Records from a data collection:
[BEGIN]
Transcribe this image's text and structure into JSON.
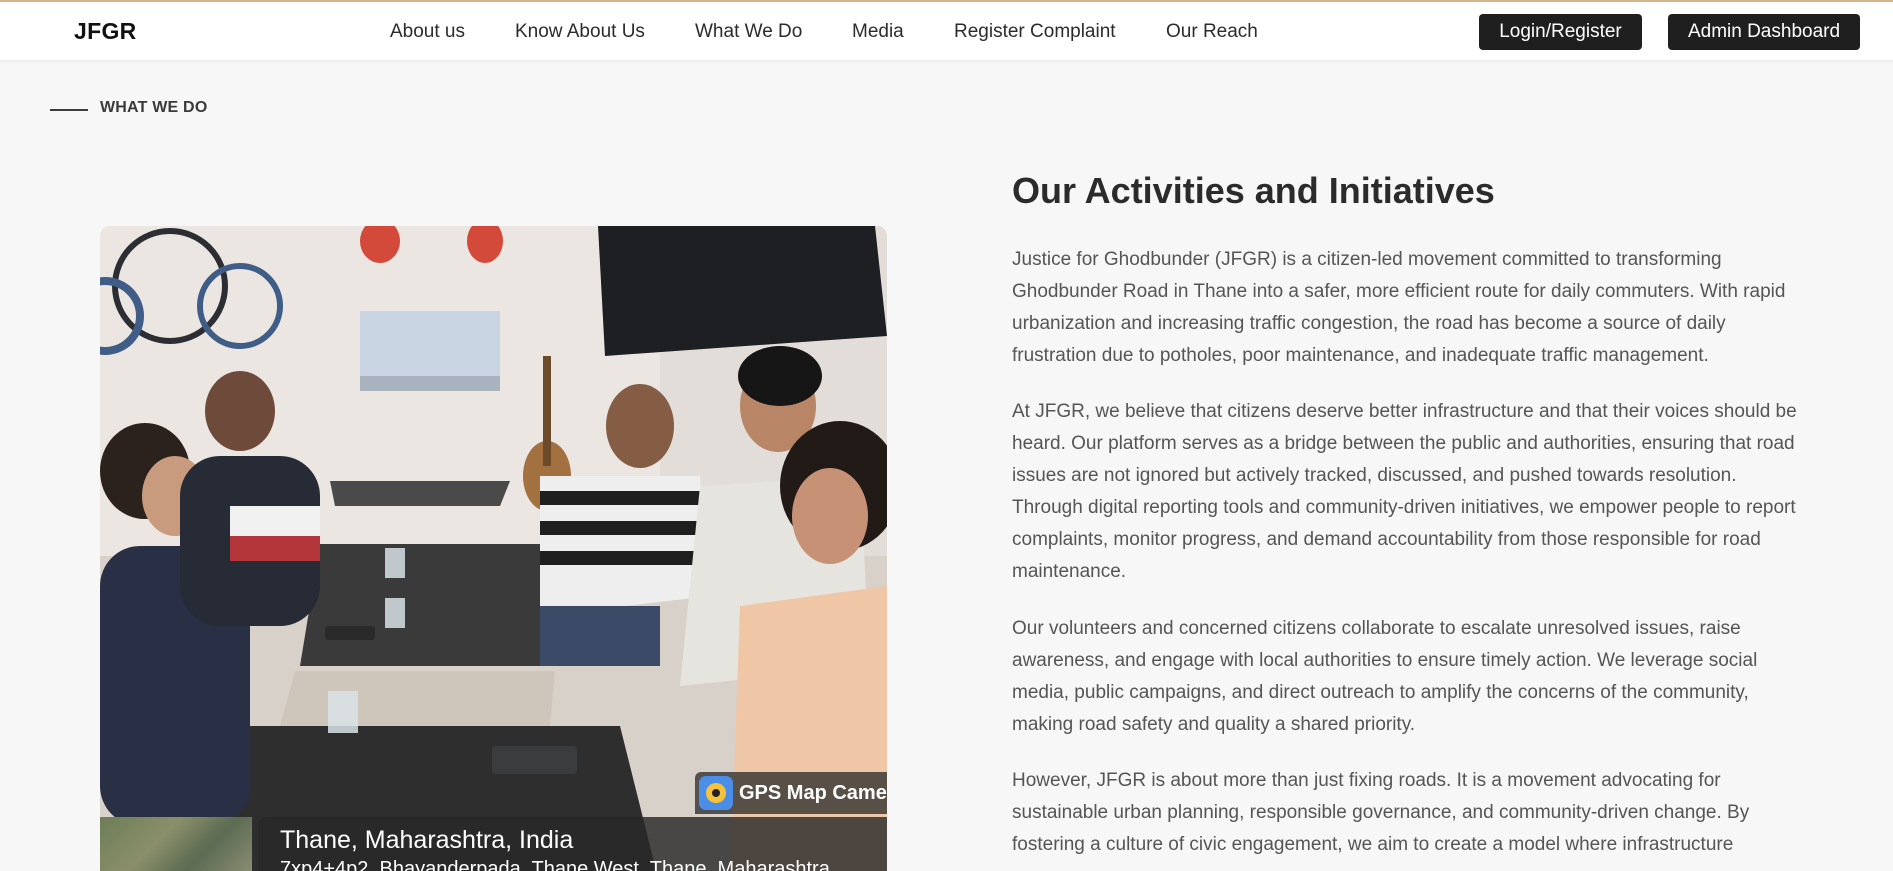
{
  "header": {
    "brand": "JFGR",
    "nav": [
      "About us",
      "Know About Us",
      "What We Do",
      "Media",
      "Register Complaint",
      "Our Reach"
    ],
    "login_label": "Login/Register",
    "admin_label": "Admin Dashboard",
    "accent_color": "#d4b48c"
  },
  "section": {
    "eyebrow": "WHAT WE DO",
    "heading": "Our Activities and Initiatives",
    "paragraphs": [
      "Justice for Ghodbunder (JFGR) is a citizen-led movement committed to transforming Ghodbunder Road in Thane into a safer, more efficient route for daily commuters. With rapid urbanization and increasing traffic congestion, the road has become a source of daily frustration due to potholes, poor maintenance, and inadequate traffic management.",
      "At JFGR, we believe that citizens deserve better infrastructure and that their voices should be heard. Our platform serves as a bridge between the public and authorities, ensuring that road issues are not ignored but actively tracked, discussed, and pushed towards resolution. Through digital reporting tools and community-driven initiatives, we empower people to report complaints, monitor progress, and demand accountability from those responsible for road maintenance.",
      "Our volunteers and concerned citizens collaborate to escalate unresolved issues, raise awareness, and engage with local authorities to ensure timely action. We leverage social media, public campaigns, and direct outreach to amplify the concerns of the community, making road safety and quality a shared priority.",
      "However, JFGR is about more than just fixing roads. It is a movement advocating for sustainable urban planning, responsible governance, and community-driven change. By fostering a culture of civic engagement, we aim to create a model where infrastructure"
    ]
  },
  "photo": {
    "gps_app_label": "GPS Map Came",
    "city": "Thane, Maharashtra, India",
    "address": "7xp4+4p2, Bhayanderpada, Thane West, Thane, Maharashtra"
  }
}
[END]
=== Instructions to follow ===
Your task is to return the entries above exactly, with no pictures.

=== Output ===
Transcribe this image's text and structure into JSON.
{
  "header": {
    "brand": "JFGR",
    "nav": [
      "About us",
      "Know About Us",
      "What We Do",
      "Media",
      "Register Complaint",
      "Our Reach"
    ],
    "login_label": "Login/Register",
    "admin_label": "Admin Dashboard",
    "accent_color": "#d4b48c"
  },
  "section": {
    "eyebrow": "WHAT WE DO",
    "heading": "Our Activities and Initiatives",
    "paragraphs": [
      "Justice for Ghodbunder (JFGR) is a citizen-led movement committed to transforming Ghodbunder Road in Thane into a safer, more efficient route for daily commuters. With rapid urbanization and increasing traffic congestion, the road has become a source of daily frustration due to potholes, poor maintenance, and inadequate traffic management.",
      "At JFGR, we believe that citizens deserve better infrastructure and that their voices should be heard. Our platform serves as a bridge between the public and authorities, ensuring that road issues are not ignored but actively tracked, discussed, and pushed towards resolution. Through digital reporting tools and community-driven initiatives, we empower people to report complaints, monitor progress, and demand accountability from those responsible for road maintenance.",
      "Our volunteers and concerned citizens collaborate to escalate unresolved issues, raise awareness, and engage with local authorities to ensure timely action. We leverage social media, public campaigns, and direct outreach to amplify the concerns of the community, making road safety and quality a shared priority.",
      "However, JFGR is about more than just fixing roads. It is a movement advocating for sustainable urban planning, responsible governance, and community-driven change. By fostering a culture of civic engagement, we aim to create a model where infrastructure"
    ]
  },
  "photo": {
    "gps_app_label": "GPS Map Came",
    "city": "Thane, Maharashtra, India",
    "address": "7xp4+4p2, Bhayanderpada, Thane West, Thane, Maharashtra"
  }
}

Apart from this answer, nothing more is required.